[Stored items]

++++++++++

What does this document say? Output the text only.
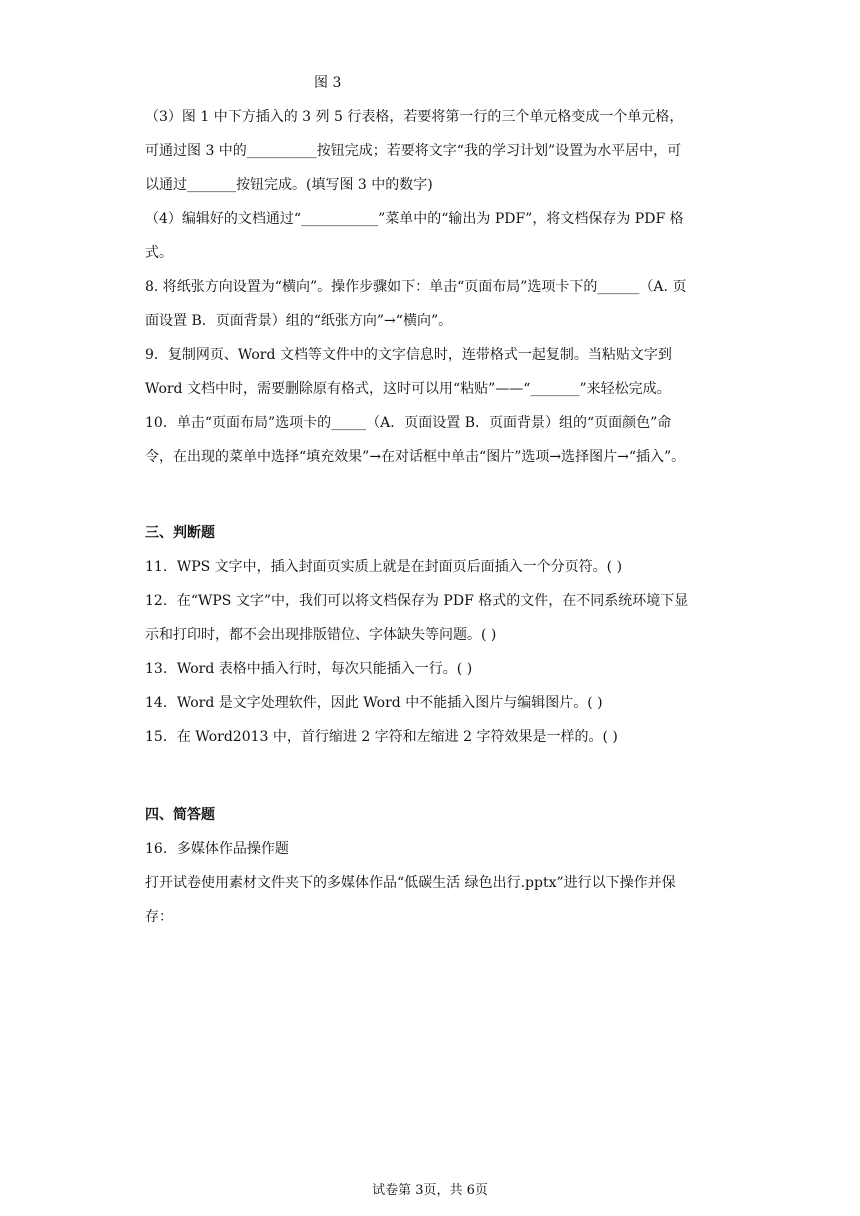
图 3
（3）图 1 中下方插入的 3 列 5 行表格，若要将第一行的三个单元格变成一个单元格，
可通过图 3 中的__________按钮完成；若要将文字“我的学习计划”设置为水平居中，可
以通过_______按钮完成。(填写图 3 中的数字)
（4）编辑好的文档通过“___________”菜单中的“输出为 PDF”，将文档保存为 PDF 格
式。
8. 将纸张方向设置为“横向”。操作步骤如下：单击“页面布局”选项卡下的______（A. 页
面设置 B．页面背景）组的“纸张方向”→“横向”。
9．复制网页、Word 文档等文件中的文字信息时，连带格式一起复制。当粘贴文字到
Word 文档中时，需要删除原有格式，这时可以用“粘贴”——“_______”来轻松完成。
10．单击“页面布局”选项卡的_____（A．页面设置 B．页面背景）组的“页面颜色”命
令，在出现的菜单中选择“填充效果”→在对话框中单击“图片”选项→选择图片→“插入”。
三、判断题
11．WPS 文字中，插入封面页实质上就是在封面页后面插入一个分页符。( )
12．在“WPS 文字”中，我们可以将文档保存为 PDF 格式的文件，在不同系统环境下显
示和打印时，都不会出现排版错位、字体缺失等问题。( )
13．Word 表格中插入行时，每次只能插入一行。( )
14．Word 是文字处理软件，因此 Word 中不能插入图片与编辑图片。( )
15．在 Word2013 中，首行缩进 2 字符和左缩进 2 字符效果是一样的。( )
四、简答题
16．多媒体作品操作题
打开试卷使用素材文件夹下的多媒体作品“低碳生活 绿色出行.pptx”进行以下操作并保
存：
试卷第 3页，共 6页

++++++++++

## What you will do
Restate each line of the records exactly; pictures do not belong in the copy.

## Written reply
What does this document say? Output the text only.
图 3
（3）图 1 中下方插入的 3 列 5 行表格，若要将第一行的三个单元格变成一个单元格，
可通过图 3 中的__________按钮完成；若要将文字“我的学习计划”设置为水平居中，可
以通过_______按钮完成。(填写图 3 中的数字)
（4）编辑好的文档通过“___________”菜单中的“输出为 PDF”，将文档保存为 PDF 格
式。
8. 将纸张方向设置为“横向”。操作步骤如下：单击“页面布局”选项卡下的______（A. 页
面设置 B．页面背景）组的“纸张方向”→“横向”。
9．复制网页、Word 文档等文件中的文字信息时，连带格式一起复制。当粘贴文字到
Word 文档中时，需要删除原有格式，这时可以用“粘贴”——“_______”来轻松完成。
10．单击“页面布局”选项卡的_____（A．页面设置 B．页面背景）组的“页面颜色”命
令，在出现的菜单中选择“填充效果”→在对话框中单击“图片”选项→选择图片→“插入”。
三、判断题
11．WPS 文字中，插入封面页实质上就是在封面页后面插入一个分页符。( )
12．在“WPS 文字”中，我们可以将文档保存为 PDF 格式的文件，在不同系统环境下显
示和打印时，都不会出现排版错位、字体缺失等问题。( )
13．Word 表格中插入行时，每次只能插入一行。( )
14．Word 是文字处理软件，因此 Word 中不能插入图片与编辑图片。( )
15．在 Word2013 中，首行缩进 2 字符和左缩进 2 字符效果是一样的。( )
四、简答题
16．多媒体作品操作题
打开试卷使用素材文件夹下的多媒体作品“低碳生活 绿色出行.pptx”进行以下操作并保
存：
试卷第 3页，共 6页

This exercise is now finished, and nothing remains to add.